Exercise aim ::
Where does the string "Spalvotos" appear? Copy every line of the entries below that holds it.

Entries provided ::
##############################

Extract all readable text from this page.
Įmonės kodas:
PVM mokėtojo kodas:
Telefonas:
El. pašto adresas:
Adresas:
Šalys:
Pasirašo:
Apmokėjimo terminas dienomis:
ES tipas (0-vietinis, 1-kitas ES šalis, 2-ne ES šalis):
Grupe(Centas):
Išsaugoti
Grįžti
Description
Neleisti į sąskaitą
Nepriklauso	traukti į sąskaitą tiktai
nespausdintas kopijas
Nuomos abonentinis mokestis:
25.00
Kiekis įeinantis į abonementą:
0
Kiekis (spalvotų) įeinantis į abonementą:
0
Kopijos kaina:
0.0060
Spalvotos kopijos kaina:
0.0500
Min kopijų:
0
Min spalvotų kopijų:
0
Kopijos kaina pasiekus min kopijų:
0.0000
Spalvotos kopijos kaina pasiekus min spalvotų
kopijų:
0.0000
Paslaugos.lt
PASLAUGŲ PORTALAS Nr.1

##############################

Exercise solution ::
Spalvotos kopijos kaina:
Spalvotos kopijos kaina pasiekus min spalvotų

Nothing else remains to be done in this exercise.